● **Required work**
Single out the lines of the material that contain "from" and copy them.

Dataset records:
■ ■ ■ ■ ■ ■ ■

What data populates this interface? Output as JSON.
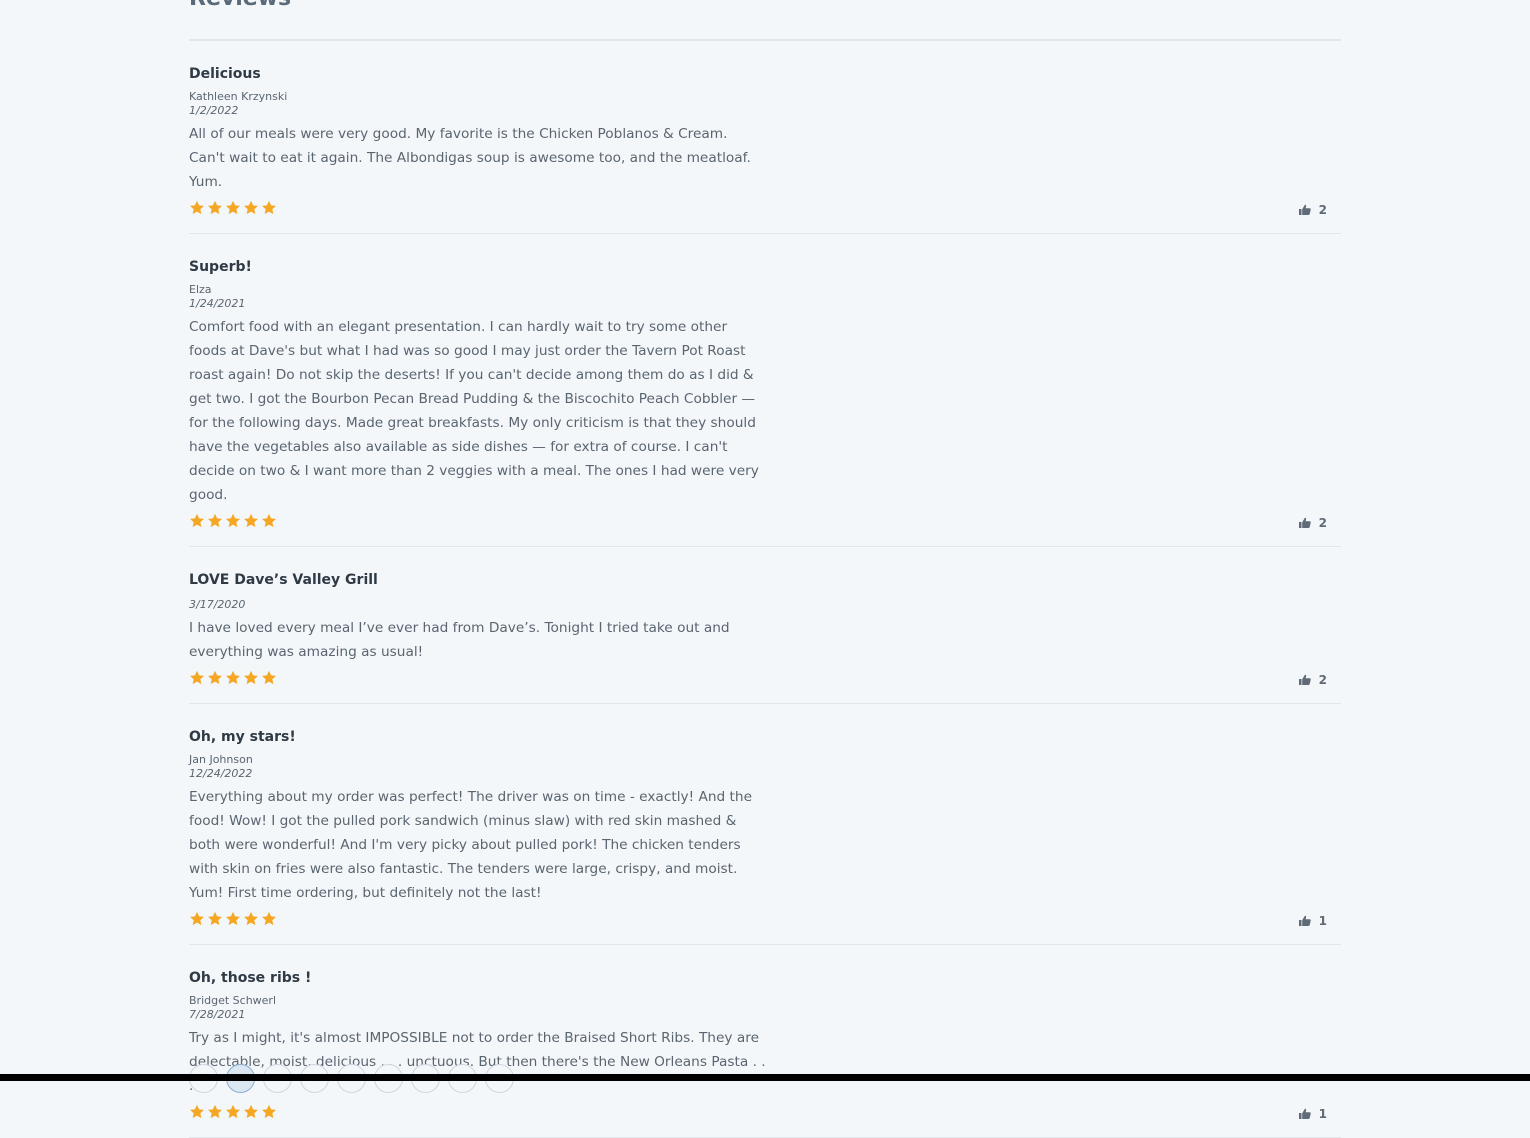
{
  "section": {
    "title": "Reviews"
  },
  "colors": {
    "star": "#f5a623",
    "background": "#f4f7fa",
    "divider": "#e2e7ec"
  },
  "reviews": [
    {
      "title": "Delicious",
      "author": "Kathleen Krzynski",
      "date": "1/2/2022",
      "body": "All of our meals were very good. My favorite is the Chicken Poblanos & Cream. Can't wait to eat it again. The Albondigas soup is awesome too, and the meatloaf. Yum.",
      "rating": 5,
      "likes": "2"
    },
    {
      "title": "Superb!",
      "author": "Elza",
      "date": "1/24/2021",
      "body": "Comfort food with an elegant presentation. I can hardly wait to try some other foods at Dave's but what I had was so good I may just order the Tavern Pot Roast roast again! Do not skip the deserts! If you can't decide among them do as I did & get two. I got the Bourbon Pecan Bread Pudding & the Biscochito Peach Cobbler — for the following days. Made great breakfasts. My only criticism is that they should have the vegetables also available as side dishes — for extra of course. I can't decide on two & I want more than 2 veggies with a meal. The ones I had were very good.",
      "rating": 5,
      "likes": "2"
    },
    {
      "title": "LOVE Dave’s Valley Grill",
      "author": "",
      "date": "3/17/2020",
      "body": "I have loved every meal I’ve ever had from Dave’s. Tonight I tried take out and everything was amazing as usual!",
      "rating": 5,
      "likes": "2"
    },
    {
      "title": "Oh, my stars!",
      "author": "Jan Johnson",
      "date": "12/24/2022",
      "body": "Everything about my order was perfect! The driver was on time - exactly! And the food! Wow! I got the pulled pork sandwich (minus slaw) with red skin mashed & both were wonderful! And I'm very picky about pulled pork! The chicken tenders with skin on fries were also fantastic. The tenders were large, crispy, and moist. Yum! First time ordering, but definitely not the last!",
      "rating": 5,
      "likes": "1"
    },
    {
      "title": "Oh, those ribs !",
      "author": "Bridget Schwerl",
      "date": "7/28/2021",
      "body": "Try as I might, it's almost IMPOSSIBLE not to order the Braised Short Ribs. They are delectable, moist, delicious . . . unctuous. But then there's the New Orleans Pasta . . .",
      "rating": 5,
      "likes": "1"
    }
  ],
  "icons": {
    "star": "star-icon",
    "like": "thumbs-up-icon"
  },
  "pagination": {
    "current_index": 1,
    "count": 9
  }
}
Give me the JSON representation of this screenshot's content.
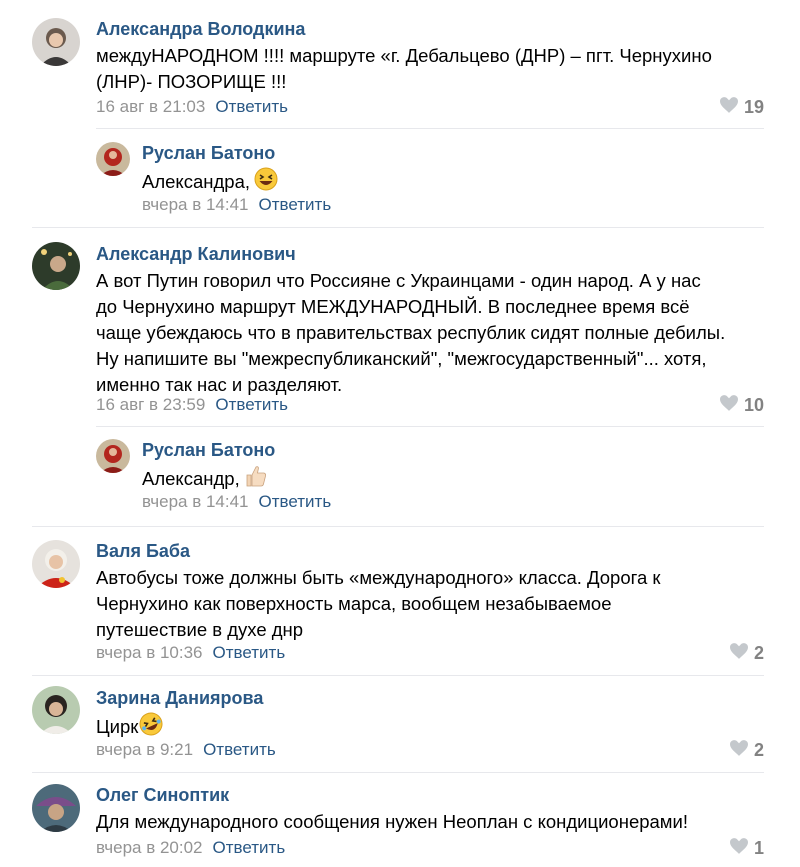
{
  "comments": [
    {
      "author": "Александра Володкина",
      "text": "междуНАРОДНОМ !!!! маршруте «г. Дебальцево (ДНР) – пгт. Чернухино\n(ЛНР)- ПОЗОРИЩЕ !!!",
      "date": "16 авг в 21:03",
      "reply": "Ответить",
      "likes": "19",
      "replies": [
        {
          "author": "Руслан Батоно",
          "text": "Александра,",
          "emoji": "laughing-emoji",
          "date": "вчера в 14:41",
          "reply": "Ответить"
        }
      ]
    },
    {
      "author": "Александр Калинович",
      "text": "А вот Путин говорил что Россияне с Украинцами - один народ. А у нас\nдо Чернухино маршрут МЕЖДУНАРОДНЫЙ. В последнее время всё\nчаще убеждаюсь что в правительствах республик сидят полные дебилы.\nНу напишите вы \"межреспубликанский\", \"межгосударственный\"... хотя,\nименно так нас и разделяют.",
      "date": "16 авг в 23:59",
      "reply": "Ответить",
      "likes": "10",
      "replies": [
        {
          "author": "Руслан Батоно",
          "text": "Александр,",
          "emoji": "thumbs-up-emoji",
          "date": "вчера в 14:41",
          "reply": "Ответить"
        }
      ]
    },
    {
      "author": "Валя Баба",
      "text": "Автобусы тоже должны быть «международного» класса. Дорога к\nЧернухино как поверхность марса, вообщем незабываемое\nпутешествие в духе днр",
      "date": "вчера в 10:36",
      "reply": "Ответить",
      "likes": "2"
    },
    {
      "author": "Зарина Даниярова",
      "text": "Цирк",
      "emoji": "rofl-emoji",
      "date": "вчера в 9:21",
      "reply": "Ответить",
      "likes": "2"
    },
    {
      "author": "Олег Синоптик",
      "text": "Для международного сообщения нужен Неоплан с кондиционерами!",
      "date": "вчера в 20:02",
      "reply": "Ответить",
      "likes": "1"
    }
  ],
  "icons": {
    "like": "heart-icon"
  },
  "colors": {
    "author": "#2a5885",
    "meta": "#939393",
    "likes": "#828282",
    "separator": "#e7e8ec"
  }
}
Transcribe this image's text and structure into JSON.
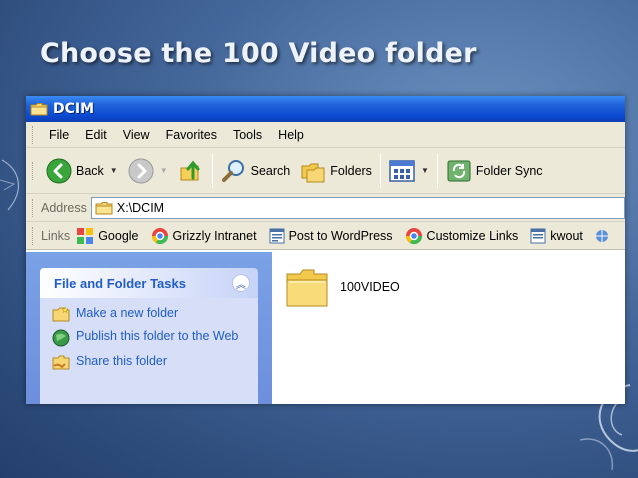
{
  "slide": {
    "title": "Choose the 100 Video folder"
  },
  "window": {
    "title": "DCIM",
    "menu": [
      "File",
      "Edit",
      "View",
      "Favorites",
      "Tools",
      "Help"
    ],
    "toolbar": {
      "back_label": "Back",
      "search_label": "Search",
      "folders_label": "Folders",
      "folder_sync_label": "Folder Sync"
    },
    "address": {
      "label": "Address",
      "value": "X:\\DCIM"
    },
    "links": {
      "label": "Links",
      "items": [
        "Google",
        "Grizzly Intranet",
        "Post to WordPress",
        "Customize Links",
        "kwout"
      ]
    },
    "task_pane": {
      "heading": "File and Folder Tasks",
      "items": [
        "Make a new folder",
        "Publish this folder to the Web",
        "Share this folder"
      ]
    },
    "files": [
      {
        "name": "100VIDEO",
        "icon": "folder-icon"
      }
    ]
  },
  "colors": {
    "background": "#44679a",
    "titlebar": "#0a48cf",
    "task_pane": "#7aa1e6",
    "task_link": "#215dc6"
  }
}
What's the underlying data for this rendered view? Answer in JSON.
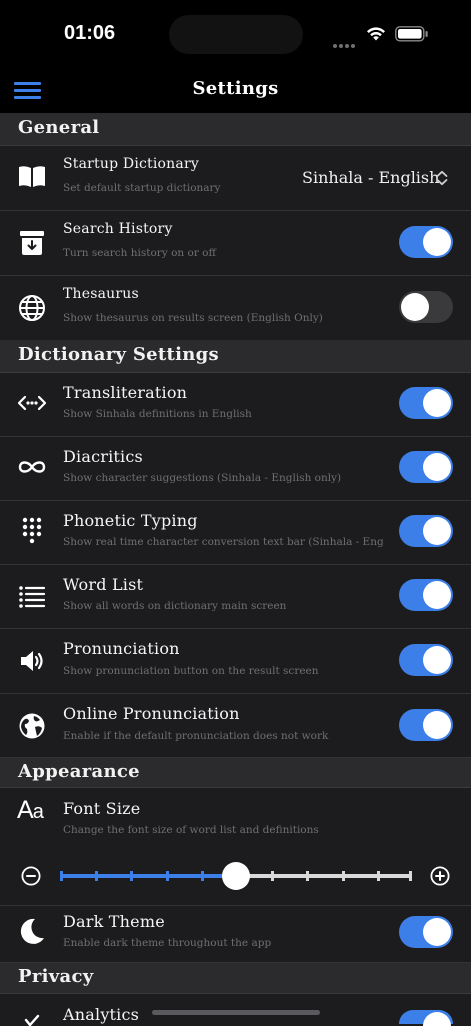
{
  "status": {
    "time": "01:06"
  },
  "nav": {
    "title": "Settings"
  },
  "colors": {
    "accent": "#3d7fe8",
    "background": "#1c1c1e",
    "section": "#2b2b2d"
  },
  "sections": {
    "general": "General",
    "dictionary": "Dictionary Settings",
    "appearance": "Appearance",
    "privacy": "Privacy"
  },
  "general": {
    "startup": {
      "title": "Startup Dictionary",
      "sub": "Set default startup dictionary",
      "value": "Sinhala - English",
      "icon": "book-icon"
    },
    "history": {
      "title": "Search History",
      "sub": "Turn search history on or off",
      "on": true,
      "icon": "archive-download-icon"
    },
    "thesaurus": {
      "title": "Thesaurus",
      "sub": "Show thesaurus on results screen (English Only)",
      "on": false,
      "icon": "globe-icon"
    }
  },
  "dictionary": {
    "transliteration": {
      "title": "Transliteration",
      "sub": "Show Sinhala definitions in English",
      "on": true,
      "icon": "code-arrows-icon"
    },
    "diacritics": {
      "title": "Diacritics",
      "sub": "Show character suggestions (Sinhala - English only)",
      "on": true,
      "icon": "infinity-icon"
    },
    "phonetic": {
      "title": "Phonetic Typing",
      "sub": "Show real time character conversion text bar (Sinhala - English on",
      "on": true,
      "icon": "keypad-icon"
    },
    "wordlist": {
      "title": "Word List",
      "sub": "Show all words on dictionary main screen",
      "on": true,
      "icon": "list-icon"
    },
    "pronunciation": {
      "title": "Pronunciation",
      "sub": "Show pronunciation button on the result screen",
      "on": true,
      "icon": "speaker-icon"
    },
    "online": {
      "title": "Online Pronunciation",
      "sub": "Enable if the default pronunciation does not work",
      "on": true,
      "icon": "earth-icon"
    }
  },
  "appearance": {
    "fontsize": {
      "title": "Font Size",
      "sub": "Change the font size of word list and definitions",
      "icon": "text-size-icon",
      "value": 5,
      "min": 0,
      "max": 10
    },
    "dark": {
      "title": "Dark Theme",
      "sub": "Enable dark theme throughout the app",
      "on": true,
      "icon": "moon-icon"
    }
  },
  "privacy": {
    "analytics": {
      "title": "Analytics",
      "on": true,
      "icon": "check-icon"
    }
  }
}
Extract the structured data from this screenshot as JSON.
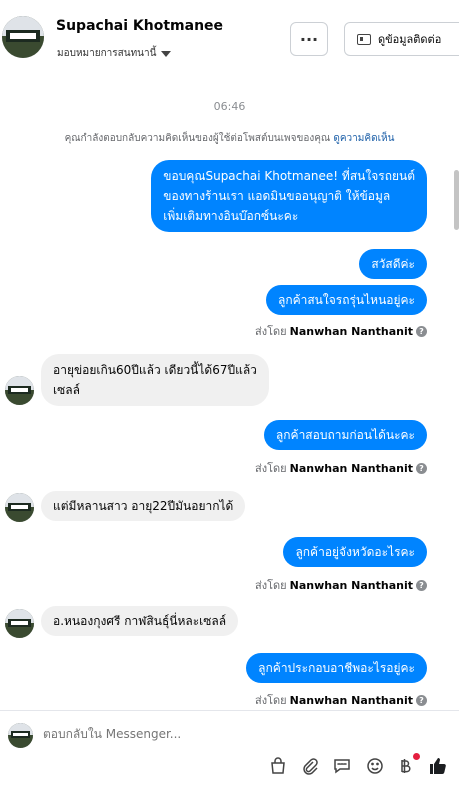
{
  "header": {
    "name": "Supachai Khotmanee",
    "assign_label": "มอบหมายการสนทนานี้",
    "more_label": "···",
    "contact_label": "ดูข้อมูลติดต่อ"
  },
  "chat": {
    "timestamp": "06:46",
    "notice_text": "คุณกำลังตอบกลับความคิดเห็นของผู้ใช้ต่อโพสต์บนเพจของคุณ",
    "notice_link": "ดูความคิดเห็น",
    "messages": [
      {
        "dir": "out",
        "lines": [
          "ขอบคุณSupachai Khotmanee! ที่สนใจรถยนต์",
          "ของทางร้านเรา แอดมินขออนุญาติ ให้ข้อมูล",
          "เพิ่มเติมทางอินบ๊อกซ์นะคะ"
        ]
      },
      {
        "dir": "out",
        "text": "สวัสดีค่ะ"
      },
      {
        "dir": "out",
        "text": "ลูกค้าสนใจรถรุ่นไหนอยู่คะ"
      },
      {
        "dir": "in",
        "lines": [
          "อายุข่อยเกิน60ปีแล้ว เดียวนี้ได้67ปีแล้ว",
          "เซลล์"
        ]
      },
      {
        "dir": "out",
        "text": "ลูกค้าสอบถามก่อนได้นะคะ"
      },
      {
        "dir": "in",
        "text": "แต่มีหลานสาว อายุ22ปีมันอยากได้"
      },
      {
        "dir": "out",
        "text": "ลูกค้าอยู่จังหวัดอะไรคะ"
      },
      {
        "dir": "in",
        "text": "อ.หนองกุงศรี กาฬสินธุ์นี่หละเซลล์"
      },
      {
        "dir": "out",
        "text": "ลูกค้าประกอบอาชีพอะไรอยู่คะ"
      }
    ],
    "sent_by_prefix": "ส่งโดย",
    "sent_by_name": "Nanwhan Nanthanit"
  },
  "composer": {
    "placeholder": "ตอบกลับใน Messenger..."
  },
  "icons": [
    "shopping-bag-icon",
    "paperclip-icon",
    "chat-template-icon",
    "emoji-icon",
    "baht-icon",
    "thumbs-up-icon"
  ],
  "colors": {
    "accent": "#0084ff",
    "incoming": "#f0f0f0",
    "like": "#1c1e21",
    "badge": "#e41e3f"
  }
}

■ ■ ■ ■ ■ ■ ■

● **The completed task**
      "body": "I have loved every meal I’ve ever had from Dave’s. Tonight I tried take out and everything was amazing as usual!",
Extract the structured data from this screenshot as JSON.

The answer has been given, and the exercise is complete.